--- Records ---
====

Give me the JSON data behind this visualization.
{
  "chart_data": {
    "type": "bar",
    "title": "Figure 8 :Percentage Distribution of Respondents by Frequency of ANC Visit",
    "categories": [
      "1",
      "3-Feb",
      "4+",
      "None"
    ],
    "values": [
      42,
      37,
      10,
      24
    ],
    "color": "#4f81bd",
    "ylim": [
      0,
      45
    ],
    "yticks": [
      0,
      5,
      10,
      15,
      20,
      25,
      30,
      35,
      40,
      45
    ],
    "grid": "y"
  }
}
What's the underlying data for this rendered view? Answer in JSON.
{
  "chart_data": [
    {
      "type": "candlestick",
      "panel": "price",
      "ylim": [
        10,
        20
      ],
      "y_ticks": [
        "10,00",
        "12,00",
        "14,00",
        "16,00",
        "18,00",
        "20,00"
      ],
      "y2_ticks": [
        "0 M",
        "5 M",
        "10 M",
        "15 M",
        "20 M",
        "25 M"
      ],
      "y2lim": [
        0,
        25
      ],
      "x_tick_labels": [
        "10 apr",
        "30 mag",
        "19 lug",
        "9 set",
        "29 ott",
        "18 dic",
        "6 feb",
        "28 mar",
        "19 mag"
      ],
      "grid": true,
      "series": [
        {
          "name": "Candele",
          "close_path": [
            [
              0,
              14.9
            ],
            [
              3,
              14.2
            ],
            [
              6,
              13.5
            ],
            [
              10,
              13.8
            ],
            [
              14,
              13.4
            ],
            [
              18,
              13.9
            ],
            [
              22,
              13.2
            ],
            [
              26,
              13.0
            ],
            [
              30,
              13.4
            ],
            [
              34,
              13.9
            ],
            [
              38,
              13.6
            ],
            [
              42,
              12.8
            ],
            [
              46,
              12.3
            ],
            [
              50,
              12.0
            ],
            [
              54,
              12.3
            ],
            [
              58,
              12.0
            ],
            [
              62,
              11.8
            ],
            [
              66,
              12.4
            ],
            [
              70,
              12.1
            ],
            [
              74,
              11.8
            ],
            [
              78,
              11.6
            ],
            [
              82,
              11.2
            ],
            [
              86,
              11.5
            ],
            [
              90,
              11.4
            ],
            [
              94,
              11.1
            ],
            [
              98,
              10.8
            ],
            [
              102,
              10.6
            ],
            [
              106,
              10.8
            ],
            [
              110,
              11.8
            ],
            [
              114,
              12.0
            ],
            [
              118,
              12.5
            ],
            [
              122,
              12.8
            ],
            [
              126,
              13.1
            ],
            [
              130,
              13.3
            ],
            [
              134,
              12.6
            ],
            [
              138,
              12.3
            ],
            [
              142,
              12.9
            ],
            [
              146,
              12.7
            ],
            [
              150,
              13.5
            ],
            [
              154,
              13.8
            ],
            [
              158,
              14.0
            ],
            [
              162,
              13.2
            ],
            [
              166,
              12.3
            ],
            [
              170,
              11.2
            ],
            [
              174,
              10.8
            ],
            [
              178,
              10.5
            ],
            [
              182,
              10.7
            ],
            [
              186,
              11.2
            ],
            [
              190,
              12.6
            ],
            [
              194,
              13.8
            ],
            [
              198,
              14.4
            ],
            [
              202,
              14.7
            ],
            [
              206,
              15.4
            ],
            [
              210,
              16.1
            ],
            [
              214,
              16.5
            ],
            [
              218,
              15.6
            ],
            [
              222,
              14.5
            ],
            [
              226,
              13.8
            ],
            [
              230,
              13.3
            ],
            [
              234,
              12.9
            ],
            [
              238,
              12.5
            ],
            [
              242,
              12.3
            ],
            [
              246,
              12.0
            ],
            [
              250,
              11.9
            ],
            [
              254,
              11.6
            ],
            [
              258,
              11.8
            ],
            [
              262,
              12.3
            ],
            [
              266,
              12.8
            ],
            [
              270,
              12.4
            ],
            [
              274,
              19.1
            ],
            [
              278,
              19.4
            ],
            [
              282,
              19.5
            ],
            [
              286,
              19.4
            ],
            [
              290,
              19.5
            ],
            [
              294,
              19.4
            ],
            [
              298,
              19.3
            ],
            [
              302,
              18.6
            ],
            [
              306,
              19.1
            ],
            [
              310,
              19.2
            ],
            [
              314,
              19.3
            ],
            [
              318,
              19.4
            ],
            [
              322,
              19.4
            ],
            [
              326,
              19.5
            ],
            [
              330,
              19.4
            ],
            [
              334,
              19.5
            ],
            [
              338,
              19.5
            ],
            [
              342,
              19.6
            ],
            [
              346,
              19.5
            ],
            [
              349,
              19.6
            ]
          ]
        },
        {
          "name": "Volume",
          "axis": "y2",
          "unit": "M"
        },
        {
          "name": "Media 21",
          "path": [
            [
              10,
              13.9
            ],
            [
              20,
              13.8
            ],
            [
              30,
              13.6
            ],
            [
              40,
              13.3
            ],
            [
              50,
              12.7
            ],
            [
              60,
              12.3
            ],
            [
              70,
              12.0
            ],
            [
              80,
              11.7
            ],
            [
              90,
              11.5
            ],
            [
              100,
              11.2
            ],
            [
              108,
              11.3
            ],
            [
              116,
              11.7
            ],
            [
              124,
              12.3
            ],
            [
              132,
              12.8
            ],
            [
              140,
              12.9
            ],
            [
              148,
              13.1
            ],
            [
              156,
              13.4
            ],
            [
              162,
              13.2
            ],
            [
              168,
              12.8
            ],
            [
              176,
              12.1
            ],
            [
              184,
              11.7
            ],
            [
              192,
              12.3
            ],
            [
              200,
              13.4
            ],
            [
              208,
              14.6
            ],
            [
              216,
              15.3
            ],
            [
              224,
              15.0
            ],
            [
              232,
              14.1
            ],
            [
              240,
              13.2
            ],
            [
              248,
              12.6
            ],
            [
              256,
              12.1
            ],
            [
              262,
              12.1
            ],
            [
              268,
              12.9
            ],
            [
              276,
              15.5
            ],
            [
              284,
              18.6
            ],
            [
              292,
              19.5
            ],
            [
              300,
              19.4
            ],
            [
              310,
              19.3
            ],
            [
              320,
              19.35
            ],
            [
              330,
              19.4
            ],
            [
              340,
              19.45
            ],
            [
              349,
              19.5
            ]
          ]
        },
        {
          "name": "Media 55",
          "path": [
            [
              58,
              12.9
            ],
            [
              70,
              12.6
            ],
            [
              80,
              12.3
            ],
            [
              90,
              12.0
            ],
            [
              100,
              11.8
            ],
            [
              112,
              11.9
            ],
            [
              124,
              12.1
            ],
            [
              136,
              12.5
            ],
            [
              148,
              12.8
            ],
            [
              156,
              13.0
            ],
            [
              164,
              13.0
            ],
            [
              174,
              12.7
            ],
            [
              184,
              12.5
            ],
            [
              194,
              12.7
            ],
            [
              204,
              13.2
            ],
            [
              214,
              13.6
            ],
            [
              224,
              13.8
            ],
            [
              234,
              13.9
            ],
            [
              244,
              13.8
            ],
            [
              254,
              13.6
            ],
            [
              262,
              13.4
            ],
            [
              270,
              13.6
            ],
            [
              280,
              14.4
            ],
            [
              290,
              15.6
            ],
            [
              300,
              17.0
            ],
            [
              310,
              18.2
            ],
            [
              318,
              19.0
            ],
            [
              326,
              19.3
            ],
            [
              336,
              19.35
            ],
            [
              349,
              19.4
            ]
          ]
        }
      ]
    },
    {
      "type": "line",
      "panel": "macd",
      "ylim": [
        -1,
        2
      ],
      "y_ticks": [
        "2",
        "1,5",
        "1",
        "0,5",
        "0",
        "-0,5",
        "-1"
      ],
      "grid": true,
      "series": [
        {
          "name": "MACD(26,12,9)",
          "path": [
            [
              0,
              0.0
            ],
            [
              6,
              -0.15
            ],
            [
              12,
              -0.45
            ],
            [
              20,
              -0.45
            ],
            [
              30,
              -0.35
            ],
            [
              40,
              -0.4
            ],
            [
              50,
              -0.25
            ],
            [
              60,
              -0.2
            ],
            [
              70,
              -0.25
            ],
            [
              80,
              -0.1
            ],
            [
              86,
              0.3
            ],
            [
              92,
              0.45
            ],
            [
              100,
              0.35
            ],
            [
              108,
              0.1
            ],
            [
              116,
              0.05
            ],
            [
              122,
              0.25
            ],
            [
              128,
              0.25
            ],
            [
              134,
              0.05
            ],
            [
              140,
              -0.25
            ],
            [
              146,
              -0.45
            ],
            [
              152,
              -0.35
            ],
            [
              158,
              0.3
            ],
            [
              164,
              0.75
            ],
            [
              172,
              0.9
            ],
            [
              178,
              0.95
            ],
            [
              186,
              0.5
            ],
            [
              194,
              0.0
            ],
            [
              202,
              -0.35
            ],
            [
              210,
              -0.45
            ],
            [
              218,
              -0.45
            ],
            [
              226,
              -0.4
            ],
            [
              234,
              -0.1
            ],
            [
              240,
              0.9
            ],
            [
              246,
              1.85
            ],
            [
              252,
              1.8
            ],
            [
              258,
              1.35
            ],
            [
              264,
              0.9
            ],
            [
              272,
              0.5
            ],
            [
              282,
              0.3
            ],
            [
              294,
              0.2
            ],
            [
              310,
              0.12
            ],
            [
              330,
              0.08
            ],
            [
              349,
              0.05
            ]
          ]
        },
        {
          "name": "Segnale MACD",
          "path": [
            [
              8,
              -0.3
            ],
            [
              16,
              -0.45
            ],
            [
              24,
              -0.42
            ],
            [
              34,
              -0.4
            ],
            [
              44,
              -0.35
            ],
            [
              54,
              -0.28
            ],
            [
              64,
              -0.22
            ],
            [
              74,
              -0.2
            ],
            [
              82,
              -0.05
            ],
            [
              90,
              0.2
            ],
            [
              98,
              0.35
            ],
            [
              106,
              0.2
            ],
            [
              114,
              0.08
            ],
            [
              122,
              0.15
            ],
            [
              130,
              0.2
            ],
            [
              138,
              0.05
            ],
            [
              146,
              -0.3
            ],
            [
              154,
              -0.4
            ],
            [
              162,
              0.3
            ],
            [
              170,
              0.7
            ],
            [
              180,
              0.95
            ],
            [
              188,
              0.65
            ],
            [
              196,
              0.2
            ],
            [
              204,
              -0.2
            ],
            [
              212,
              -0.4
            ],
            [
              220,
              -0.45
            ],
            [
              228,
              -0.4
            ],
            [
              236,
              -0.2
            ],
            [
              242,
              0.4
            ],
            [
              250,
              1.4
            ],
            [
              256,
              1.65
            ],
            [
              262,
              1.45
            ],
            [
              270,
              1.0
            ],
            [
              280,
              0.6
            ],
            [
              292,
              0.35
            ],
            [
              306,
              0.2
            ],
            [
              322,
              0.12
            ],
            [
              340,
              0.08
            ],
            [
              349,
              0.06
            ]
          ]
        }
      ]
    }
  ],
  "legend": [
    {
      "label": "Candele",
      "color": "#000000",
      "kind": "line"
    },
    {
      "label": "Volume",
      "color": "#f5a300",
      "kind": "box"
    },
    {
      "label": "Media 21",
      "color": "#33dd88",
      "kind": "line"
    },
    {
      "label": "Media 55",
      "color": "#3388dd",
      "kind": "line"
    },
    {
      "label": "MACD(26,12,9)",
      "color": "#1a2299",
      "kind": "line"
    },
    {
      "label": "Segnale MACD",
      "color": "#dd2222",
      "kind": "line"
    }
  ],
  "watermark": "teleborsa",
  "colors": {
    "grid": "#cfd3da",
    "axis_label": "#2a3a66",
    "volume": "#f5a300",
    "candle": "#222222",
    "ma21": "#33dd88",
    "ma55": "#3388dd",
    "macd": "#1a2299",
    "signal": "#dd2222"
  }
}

====

--- What the task asks ---
From the records above, pull out each line that has "grid".

--- Answer to the task ---
    "grid": "y"
      "grid": true,
      "grid": true,
    "grid": "#cfd3da",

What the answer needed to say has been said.